▶ _Requirement_
Your task is to extract every line from the material below exactly.

▶ _Dataset_
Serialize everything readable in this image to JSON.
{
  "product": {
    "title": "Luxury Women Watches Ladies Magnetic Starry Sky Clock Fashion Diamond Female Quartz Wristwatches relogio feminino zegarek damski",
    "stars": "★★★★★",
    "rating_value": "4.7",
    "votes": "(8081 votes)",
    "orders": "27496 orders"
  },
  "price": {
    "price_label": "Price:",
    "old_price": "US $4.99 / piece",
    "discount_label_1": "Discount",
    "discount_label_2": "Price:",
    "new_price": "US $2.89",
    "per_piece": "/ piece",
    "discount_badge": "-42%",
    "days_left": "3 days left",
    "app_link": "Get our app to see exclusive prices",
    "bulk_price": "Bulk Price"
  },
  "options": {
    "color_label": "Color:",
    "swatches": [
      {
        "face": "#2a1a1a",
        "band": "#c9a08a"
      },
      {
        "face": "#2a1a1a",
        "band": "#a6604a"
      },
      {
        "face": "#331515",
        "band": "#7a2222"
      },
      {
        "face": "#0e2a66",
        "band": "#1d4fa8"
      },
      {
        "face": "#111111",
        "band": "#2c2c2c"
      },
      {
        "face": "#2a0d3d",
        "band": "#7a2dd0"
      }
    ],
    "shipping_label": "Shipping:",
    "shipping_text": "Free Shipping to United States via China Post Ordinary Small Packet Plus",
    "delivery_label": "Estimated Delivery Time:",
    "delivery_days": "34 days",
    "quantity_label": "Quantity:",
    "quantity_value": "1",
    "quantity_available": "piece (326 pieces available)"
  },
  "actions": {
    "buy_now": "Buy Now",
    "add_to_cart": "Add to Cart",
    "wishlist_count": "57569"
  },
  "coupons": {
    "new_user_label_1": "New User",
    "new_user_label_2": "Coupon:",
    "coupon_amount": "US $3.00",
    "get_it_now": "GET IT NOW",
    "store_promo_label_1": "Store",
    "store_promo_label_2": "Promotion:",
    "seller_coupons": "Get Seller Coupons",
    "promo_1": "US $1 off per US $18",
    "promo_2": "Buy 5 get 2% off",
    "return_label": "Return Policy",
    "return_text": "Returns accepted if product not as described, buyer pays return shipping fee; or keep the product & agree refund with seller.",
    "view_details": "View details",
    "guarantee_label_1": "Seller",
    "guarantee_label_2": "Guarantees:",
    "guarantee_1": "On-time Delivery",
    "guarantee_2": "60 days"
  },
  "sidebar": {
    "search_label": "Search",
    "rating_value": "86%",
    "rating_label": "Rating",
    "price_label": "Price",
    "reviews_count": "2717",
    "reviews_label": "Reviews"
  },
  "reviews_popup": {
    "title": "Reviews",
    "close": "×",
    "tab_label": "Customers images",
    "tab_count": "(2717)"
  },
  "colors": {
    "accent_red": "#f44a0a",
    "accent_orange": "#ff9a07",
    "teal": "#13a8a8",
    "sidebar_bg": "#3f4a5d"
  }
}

▶ _Exercise answer_
Serialize everything readable in this image to JSON.
{
  "product": {
    "title": "Luxury Women Watches Ladies Magnetic Starry Sky Clock Fashion Diamond Female Quartz Wristwatches relogio feminino zegarek damski",
    "stars": "★★★★★",
    "rating_value": "4.7",
    "votes": "(8081 votes)",
    "orders": "27496 orders"
  },
  "price": {
    "price_label": "Price:",
    "old_price": "US $4.99 / piece",
    "discount_label_1": "Discount",
    "discount_label_2": "Price:",
    "new_price": "US $2.89",
    "per_piece": "/ piece",
    "discount_badge": "-42%",
    "days_left": "3 days left",
    "app_link": "Get our app to see exclusive prices",
    "bulk_price": "Bulk Price"
  },
  "options": {
    "color_label": "Color:",
    "swatches": [
      {
        "face": "#2a1a1a",
        "band": "#c9a08a"
      },
      {
        "face": "#2a1a1a",
        "band": "#a6604a"
      },
      {
        "face": "#331515",
        "band": "#7a2222"
      },
      {
        "face": "#0e2a66",
        "band": "#1d4fa8"
      },
      {
        "face": "#111111",
        "band": "#2c2c2c"
      },
      {
        "face": "#2a0d3d",
        "band": "#7a2dd0"
      }
    ],
    "shipping_label": "Shipping:",
    "shipping_text": "Free Shipping to United States via China Post Ordinary Small Packet Plus",
    "delivery_label": "Estimated Delivery Time:",
    "delivery_days": "34 days",
    "quantity_label": "Quantity:",
    "quantity_value": "1",
    "quantity_available": "piece (326 pieces available)"
  },
  "actions": {
    "buy_now": "Buy Now",
    "add_to_cart": "Add to Cart",
    "wishlist_count": "57569"
  },
  "coupons": {
    "new_user_label_1": "New User",
    "new_user_label_2": "Coupon:",
    "coupon_amount": "US $3.00",
    "get_it_now": "GET IT NOW",
    "store_promo_label_1": "Store",
    "store_promo_label_2": "Promotion:",
    "seller_coupons": "Get Seller Coupons",
    "promo_1": "US $1 off per US $18",
    "promo_2": "Buy 5 get 2% off",
    "return_label": "Return Policy",
    "return_text": "Returns accepted if product not as described, buyer pays return shipping fee; or keep the product & agree refund with seller.",
    "view_details": "View details",
    "guarantee_label_1": "Seller",
    "guarantee_label_2": "Guarantees:",
    "guarantee_1": "On-time Delivery",
    "guarantee_2": "60 days"
  },
  "sidebar": {
    "search_label": "Search",
    "rating_value": "86%",
    "rating_label": "Rating",
    "price_label": "Price",
    "reviews_count": "2717",
    "reviews_label": "Reviews"
  },
  "reviews_popup": {
    "title": "Reviews",
    "close": "×",
    "tab_label": "Customers images",
    "tab_count": "(2717)"
  },
  "colors": {
    "accent_red": "#f44a0a",
    "accent_orange": "#ff9a07",
    "teal": "#13a8a8",
    "sidebar_bg": "#3f4a5d"
  }
}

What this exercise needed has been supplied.